- _TEXT_
* BEGIN *

# Which fountain kit?



## ryvnd2001 (May 11, 2011)

I've only made a few fountain pens, but want to start making more. Anyone have any opinions on the best quality kits out there? I have purchased rollerballs from LAU LAU WOODS and have had great experiences. Anyone ever turn their "HAVANA" fountain? I like that it is somewhat compact and a little on the thicker side. Your comments and suggestions would be much appreciated. Have a good one!

Ryan


----------



## OKLAHOMAN (May 11, 2011)

The Havana from AAron is a great little/Big pen, I only wish he would import them with out the pimp crystal on the clip. He also has the Retro and in platings you can't get else where. Also the havana has a tendon at the center band that some have problems cutting...


----------



## ryvnd2001 (May 11, 2011)

Is the "El Toro" the same pen without the crystal on the clip? What is the "tendon" that you are referring to?


----------



## penmanship (May 11, 2011)

Great little pen's (IMHO)  I have made quite a few of these.  I first purchased them when CSUSA still had them (their Little Havana)  LV & AS sell them as El Toro.

* END *

- _DATASET EXCERPT_

* BEGIN *

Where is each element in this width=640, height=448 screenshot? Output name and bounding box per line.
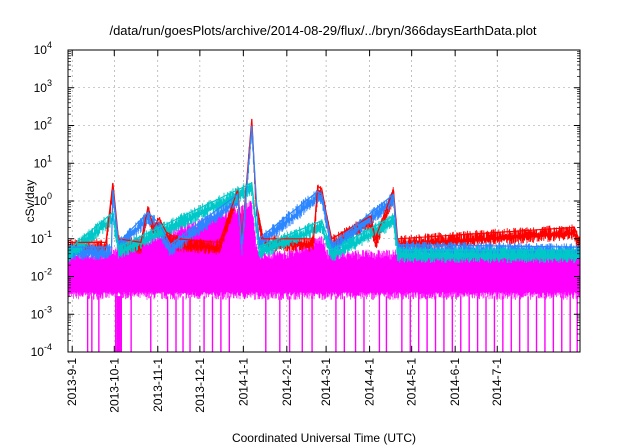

* END *

- _AIM 1_
Using the fountain kit thread, decide whether each statement below agrees with it. Answer yes or no, and quote the deciding words. (a) Ryan has bought rollerballs from LAU LAU WOODS. (b) OKLAHOMAN says the Havana comes without a crystal on the clip. (c) penmanship says LV & AS sell the pen as El Toro.
- _AIM 2_
Summarize the fountain kit thread in two sentences.
- _AIM 3_
From the fountain kit thread, extract the part that opens with the words containing "The Havana from" and closes with "are referring to?".

- _TASK OUTPUT 1_
(a) Yes: "I have purchased rollerballs from LAU LAU WOODS and have had great experiences."
(b) No: "I only wish he would import them with out the pimp crystal on the clip."
(c) Yes: "LV & AS sell them as El Toro."

- _TASK OUTPUT 2_
Ryan asked for opinions on the best quality fountain pen kits and whether anyone had turned the Havana. OKLAHOMAN called the Havana from AAron a great pen, wished it came without the crystal on the clip, and said some have problems cutting the tendon at its center band, while penmanship said they had made quite a few, first bought them from CSUSA, and noted that LV & AS sell them as El Toro.

- _TASK OUTPUT 3_
The Havana from AAron is a great little/Big pen, I only wish he would import them with out the pimp crystal on the clip. He also has the Retro and in platings you can't get else where. Also the havana has a tendon at the center band that some have problems cutting...


----------



## ryvnd2001 (May 11, 2011)

Is the "El Toro" the same pen without the crystal on the clip? What is the "tendon" that you are referring to?